• **Stated exercise**: Each line of the material must be returned exactly.

• **Entries**:
++++++++++++++++++++
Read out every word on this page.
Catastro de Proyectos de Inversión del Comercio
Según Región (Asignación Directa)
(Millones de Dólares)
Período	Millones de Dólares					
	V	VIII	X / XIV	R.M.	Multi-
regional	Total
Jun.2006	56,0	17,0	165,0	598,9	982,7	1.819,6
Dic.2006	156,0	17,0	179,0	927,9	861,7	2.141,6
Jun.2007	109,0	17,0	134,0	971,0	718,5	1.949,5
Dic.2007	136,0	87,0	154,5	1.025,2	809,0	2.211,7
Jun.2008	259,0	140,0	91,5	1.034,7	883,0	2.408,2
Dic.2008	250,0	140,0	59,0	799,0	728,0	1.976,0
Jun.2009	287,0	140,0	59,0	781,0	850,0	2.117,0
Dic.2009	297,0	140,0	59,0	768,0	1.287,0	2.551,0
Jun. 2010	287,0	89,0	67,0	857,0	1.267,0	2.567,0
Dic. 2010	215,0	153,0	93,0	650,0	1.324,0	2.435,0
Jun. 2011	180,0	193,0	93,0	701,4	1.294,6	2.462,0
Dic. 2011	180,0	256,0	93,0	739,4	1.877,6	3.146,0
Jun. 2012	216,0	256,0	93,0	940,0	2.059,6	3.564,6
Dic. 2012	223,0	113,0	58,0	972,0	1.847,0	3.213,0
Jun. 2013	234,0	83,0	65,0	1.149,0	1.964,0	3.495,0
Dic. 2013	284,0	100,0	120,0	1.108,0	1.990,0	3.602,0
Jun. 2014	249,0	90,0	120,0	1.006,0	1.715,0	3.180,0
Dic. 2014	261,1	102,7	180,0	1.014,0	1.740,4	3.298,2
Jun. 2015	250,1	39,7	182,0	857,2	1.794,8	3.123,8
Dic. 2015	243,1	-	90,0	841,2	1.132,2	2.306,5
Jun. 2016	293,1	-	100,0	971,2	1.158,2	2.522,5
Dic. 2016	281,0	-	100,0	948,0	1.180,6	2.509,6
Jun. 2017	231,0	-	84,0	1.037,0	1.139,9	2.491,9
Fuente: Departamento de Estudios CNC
++++++++++++++++++++
• **Result of the task**:
Read out every word on this page.
Catastro de Proyectos de Inversión del Comercio
Según Región (Asignación Directa)
(Millones de Dólares)
Período	Millones de Dólares					
	V	VIII	X / XIV	R.M.	Multi-
regional	Total
Jun.2006	56,0	17,0	165,0	598,9	982,7	1.819,6
Dic.2006	156,0	17,0	179,0	927,9	861,7	2.141,6
Jun.2007	109,0	17,0	134,0	971,0	718,5	1.949,5
Dic.2007	136,0	87,0	154,5	1.025,2	809,0	2.211,7
Jun.2008	259,0	140,0	91,5	1.034,7	883,0	2.408,2
Dic.2008	250,0	140,0	59,0	799,0	728,0	1.976,0
Jun.2009	287,0	140,0	59,0	781,0	850,0	2.117,0
Dic.2009	297,0	140,0	59,0	768,0	1.287,0	2.551,0
Jun. 2010	287,0	89,0	67,0	857,0	1.267,0	2.567,0
Dic. 2010	215,0	153,0	93,0	650,0	1.324,0	2.435,0
Jun. 2011	180,0	193,0	93,0	701,4	1.294,6	2.462,0
Dic. 2011	180,0	256,0	93,0	739,4	1.877,6	3.146,0
Jun. 2012	216,0	256,0	93,0	940,0	2.059,6	3.564,6
Dic. 2012	223,0	113,0	58,0	972,0	1.847,0	3.213,0
Jun. 2013	234,0	83,0	65,0	1.149,0	1.964,0	3.495,0
Dic. 2013	284,0	100,0	120,0	1.108,0	1.990,0	3.602,0
Jun. 2014	249,0	90,0	120,0	1.006,0	1.715,0	3.180,0
Dic. 2014	261,1	102,7	180,0	1.014,0	1.740,4	3.298,2
Jun. 2015	250,1	39,7	182,0	857,2	1.794,8	3.123,8
Dic. 2015	243,1	-	90,0	841,2	1.132,2	2.306,5
Jun. 2016	293,1	-	100,0	971,2	1.158,2	2.522,5
Dic. 2016	281,0	-	100,0	948,0	1.180,6	2.509,6
Jun. 2017	231,0	-	84,0	1.037,0	1.139,9	2.491,9
Fuente: Departamento de Estudios CNC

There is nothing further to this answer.